- Given request -
Pull out all lines from the listing below in which the word "Transverse" appears.

- Records provided -
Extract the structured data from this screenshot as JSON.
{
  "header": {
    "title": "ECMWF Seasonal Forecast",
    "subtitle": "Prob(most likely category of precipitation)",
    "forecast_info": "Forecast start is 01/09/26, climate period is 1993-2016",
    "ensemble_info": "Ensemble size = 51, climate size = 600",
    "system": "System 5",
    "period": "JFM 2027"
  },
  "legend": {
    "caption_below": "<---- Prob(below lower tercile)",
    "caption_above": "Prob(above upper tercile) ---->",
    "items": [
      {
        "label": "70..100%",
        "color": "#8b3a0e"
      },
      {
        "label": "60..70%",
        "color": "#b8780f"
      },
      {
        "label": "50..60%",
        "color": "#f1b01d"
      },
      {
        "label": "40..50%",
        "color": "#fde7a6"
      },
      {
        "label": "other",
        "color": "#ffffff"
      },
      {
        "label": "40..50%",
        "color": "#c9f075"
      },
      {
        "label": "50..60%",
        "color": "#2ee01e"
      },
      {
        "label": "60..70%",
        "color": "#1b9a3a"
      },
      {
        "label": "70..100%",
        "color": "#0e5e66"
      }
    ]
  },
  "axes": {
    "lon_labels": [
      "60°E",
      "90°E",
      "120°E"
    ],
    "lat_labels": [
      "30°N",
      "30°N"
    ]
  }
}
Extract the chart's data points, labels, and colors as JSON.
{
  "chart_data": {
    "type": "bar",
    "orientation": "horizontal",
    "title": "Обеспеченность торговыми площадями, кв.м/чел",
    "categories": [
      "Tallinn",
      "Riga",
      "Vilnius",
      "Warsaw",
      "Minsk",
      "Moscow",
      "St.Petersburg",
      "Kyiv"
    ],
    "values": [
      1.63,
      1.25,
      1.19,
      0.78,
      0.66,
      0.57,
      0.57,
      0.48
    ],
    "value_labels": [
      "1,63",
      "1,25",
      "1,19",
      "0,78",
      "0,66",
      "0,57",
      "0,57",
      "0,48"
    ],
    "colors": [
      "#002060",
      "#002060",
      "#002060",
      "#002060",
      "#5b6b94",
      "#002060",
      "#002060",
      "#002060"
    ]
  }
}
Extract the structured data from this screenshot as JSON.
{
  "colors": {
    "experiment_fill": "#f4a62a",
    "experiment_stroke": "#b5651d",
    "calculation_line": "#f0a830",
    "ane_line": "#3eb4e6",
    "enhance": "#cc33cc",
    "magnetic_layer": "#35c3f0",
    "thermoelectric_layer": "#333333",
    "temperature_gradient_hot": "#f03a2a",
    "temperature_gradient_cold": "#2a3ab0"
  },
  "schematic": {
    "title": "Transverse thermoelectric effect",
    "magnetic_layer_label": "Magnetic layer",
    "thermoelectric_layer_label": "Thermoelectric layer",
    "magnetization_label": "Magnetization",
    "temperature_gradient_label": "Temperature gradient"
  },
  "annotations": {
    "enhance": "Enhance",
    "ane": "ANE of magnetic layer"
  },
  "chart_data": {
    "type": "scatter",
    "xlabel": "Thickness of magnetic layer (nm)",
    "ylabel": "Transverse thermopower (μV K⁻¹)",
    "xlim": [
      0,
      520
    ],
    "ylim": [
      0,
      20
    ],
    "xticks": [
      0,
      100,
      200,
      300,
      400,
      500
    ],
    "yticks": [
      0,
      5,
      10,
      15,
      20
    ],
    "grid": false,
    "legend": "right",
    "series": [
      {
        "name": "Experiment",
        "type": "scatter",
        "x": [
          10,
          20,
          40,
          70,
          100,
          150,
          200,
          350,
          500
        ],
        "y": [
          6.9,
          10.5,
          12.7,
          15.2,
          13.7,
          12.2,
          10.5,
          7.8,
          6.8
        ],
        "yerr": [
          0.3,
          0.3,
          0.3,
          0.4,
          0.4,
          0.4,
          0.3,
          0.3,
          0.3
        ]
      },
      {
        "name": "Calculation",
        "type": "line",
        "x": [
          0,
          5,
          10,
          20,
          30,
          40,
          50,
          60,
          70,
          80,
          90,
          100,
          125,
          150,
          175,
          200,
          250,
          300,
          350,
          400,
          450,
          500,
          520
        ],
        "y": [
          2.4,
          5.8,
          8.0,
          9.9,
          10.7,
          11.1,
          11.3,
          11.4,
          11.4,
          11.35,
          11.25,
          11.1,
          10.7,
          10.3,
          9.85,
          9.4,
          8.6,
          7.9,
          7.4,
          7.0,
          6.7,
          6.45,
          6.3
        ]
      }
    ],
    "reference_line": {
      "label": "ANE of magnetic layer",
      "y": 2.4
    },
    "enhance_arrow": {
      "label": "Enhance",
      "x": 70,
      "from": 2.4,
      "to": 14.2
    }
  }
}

- Task result -
    "title": "Transverse thermoelectric effect",
    "ylabel": "Transverse thermopower (μV K⁻¹)",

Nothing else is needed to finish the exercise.